### MATERIAL SUPPLIED ###
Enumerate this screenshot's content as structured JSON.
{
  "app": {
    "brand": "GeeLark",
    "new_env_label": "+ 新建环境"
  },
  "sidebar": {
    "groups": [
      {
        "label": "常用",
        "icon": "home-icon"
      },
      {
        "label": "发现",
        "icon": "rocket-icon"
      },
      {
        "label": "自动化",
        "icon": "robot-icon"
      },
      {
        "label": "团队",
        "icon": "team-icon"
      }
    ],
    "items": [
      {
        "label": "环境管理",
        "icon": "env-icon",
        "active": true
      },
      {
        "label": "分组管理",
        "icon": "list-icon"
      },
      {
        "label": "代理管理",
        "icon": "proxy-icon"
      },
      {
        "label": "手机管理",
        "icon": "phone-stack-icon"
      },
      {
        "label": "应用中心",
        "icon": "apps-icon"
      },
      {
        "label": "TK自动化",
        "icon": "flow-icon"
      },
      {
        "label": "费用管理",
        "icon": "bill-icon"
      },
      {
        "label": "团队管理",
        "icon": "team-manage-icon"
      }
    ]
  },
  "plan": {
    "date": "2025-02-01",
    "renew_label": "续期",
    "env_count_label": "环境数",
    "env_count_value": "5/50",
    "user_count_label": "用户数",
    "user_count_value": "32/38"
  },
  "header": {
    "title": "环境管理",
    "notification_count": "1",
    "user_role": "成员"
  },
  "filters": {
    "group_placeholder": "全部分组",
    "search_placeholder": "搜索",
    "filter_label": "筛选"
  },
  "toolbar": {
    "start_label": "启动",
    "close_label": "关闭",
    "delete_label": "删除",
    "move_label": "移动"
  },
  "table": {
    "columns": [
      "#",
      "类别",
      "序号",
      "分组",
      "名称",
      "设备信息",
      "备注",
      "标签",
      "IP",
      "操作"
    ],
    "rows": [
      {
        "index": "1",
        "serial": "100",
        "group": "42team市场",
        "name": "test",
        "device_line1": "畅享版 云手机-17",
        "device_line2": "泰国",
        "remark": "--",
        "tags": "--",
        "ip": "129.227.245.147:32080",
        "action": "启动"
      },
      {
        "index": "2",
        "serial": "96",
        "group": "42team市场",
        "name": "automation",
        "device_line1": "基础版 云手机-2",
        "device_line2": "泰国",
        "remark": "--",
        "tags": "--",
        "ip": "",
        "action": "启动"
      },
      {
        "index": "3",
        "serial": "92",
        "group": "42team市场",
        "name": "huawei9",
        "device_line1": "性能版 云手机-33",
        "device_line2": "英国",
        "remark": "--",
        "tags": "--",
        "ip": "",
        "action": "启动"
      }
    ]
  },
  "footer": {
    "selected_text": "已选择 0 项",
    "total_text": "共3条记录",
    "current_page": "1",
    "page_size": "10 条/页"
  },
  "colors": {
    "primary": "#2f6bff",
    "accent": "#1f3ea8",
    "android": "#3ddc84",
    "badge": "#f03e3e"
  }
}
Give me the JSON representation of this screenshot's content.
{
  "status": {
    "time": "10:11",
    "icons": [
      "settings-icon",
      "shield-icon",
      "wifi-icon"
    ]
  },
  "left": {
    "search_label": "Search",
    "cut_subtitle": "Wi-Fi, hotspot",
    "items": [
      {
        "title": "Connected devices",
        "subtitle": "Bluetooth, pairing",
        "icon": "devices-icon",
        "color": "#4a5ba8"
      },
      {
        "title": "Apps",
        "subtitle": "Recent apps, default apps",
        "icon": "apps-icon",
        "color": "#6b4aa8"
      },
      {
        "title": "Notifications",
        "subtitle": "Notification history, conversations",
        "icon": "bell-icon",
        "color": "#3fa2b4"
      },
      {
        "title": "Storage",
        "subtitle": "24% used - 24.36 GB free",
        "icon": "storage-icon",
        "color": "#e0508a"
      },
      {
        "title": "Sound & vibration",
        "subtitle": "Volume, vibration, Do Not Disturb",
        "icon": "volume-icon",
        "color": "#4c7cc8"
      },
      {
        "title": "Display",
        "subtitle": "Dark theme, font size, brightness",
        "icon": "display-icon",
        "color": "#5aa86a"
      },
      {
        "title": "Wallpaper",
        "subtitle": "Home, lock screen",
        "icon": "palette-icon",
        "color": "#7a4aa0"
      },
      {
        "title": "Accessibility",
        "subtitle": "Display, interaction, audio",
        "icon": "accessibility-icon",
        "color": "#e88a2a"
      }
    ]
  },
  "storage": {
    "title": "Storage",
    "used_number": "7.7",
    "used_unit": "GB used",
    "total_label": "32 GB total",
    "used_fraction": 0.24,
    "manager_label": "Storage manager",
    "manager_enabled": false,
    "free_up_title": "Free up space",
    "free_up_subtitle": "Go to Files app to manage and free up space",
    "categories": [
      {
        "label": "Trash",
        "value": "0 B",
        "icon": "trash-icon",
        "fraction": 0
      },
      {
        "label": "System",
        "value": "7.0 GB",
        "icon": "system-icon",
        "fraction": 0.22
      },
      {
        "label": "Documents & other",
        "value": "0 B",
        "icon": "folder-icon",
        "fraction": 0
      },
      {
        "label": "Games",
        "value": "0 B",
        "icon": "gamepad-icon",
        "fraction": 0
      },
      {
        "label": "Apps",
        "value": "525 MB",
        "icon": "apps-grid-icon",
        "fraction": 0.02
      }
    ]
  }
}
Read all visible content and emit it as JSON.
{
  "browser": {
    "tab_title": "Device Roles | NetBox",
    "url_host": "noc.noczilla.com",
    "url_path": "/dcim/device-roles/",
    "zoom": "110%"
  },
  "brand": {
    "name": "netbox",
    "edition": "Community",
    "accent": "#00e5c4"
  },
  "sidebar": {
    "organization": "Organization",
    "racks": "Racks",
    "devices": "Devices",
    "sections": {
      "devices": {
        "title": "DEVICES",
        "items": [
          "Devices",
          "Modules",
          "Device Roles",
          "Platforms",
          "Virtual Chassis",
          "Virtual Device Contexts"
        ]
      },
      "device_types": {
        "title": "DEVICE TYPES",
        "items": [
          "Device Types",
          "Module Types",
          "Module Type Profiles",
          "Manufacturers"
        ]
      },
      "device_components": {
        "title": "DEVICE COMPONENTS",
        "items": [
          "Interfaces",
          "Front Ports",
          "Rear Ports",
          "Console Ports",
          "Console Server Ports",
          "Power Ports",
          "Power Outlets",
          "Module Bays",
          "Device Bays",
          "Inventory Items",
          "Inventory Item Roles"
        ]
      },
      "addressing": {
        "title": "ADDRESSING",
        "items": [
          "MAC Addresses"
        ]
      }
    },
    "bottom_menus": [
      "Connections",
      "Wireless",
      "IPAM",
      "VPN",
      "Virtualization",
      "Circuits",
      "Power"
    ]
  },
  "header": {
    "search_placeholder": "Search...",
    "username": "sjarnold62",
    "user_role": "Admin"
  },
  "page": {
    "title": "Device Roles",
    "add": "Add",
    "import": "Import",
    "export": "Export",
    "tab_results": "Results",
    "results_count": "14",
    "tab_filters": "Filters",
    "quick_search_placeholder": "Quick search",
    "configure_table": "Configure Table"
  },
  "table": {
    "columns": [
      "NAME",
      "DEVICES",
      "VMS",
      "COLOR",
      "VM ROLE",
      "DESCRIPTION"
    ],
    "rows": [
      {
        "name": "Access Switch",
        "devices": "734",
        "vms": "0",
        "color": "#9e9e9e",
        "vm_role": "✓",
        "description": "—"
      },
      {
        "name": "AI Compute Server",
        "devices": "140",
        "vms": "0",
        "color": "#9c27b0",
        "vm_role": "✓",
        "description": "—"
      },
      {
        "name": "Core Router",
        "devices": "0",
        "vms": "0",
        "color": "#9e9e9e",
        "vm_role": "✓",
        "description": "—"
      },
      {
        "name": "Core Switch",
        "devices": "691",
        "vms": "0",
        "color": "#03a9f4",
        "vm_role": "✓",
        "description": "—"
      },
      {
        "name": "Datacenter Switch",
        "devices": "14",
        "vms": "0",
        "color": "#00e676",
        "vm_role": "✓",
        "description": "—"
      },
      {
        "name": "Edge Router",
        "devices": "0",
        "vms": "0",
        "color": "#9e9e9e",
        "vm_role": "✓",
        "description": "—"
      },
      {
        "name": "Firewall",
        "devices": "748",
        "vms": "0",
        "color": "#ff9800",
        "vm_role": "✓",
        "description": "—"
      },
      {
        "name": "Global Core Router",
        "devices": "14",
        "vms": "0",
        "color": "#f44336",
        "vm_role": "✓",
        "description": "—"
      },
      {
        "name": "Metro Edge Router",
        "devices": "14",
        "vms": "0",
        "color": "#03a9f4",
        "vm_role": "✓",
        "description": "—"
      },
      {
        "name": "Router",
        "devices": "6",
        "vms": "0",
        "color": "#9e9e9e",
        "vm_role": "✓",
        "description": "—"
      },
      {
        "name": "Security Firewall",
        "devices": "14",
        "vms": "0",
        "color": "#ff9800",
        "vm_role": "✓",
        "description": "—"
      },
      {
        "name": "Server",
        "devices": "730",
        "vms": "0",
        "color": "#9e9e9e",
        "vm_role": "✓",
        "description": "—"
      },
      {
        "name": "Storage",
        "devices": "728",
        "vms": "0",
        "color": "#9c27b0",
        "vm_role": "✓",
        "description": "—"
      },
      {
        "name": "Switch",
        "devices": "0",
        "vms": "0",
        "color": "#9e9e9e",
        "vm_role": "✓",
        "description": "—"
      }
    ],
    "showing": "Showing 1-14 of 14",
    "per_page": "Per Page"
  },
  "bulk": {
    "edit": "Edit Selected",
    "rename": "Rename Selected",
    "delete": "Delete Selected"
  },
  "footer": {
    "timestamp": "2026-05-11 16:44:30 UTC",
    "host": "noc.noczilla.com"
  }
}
###
Search the entries for the word "this" and pick out every line that holds it.

● REPLY TO THE TASK:
Enumerate this screenshot's content as structured JSON.
Give me the JSON representation of this screenshot's content.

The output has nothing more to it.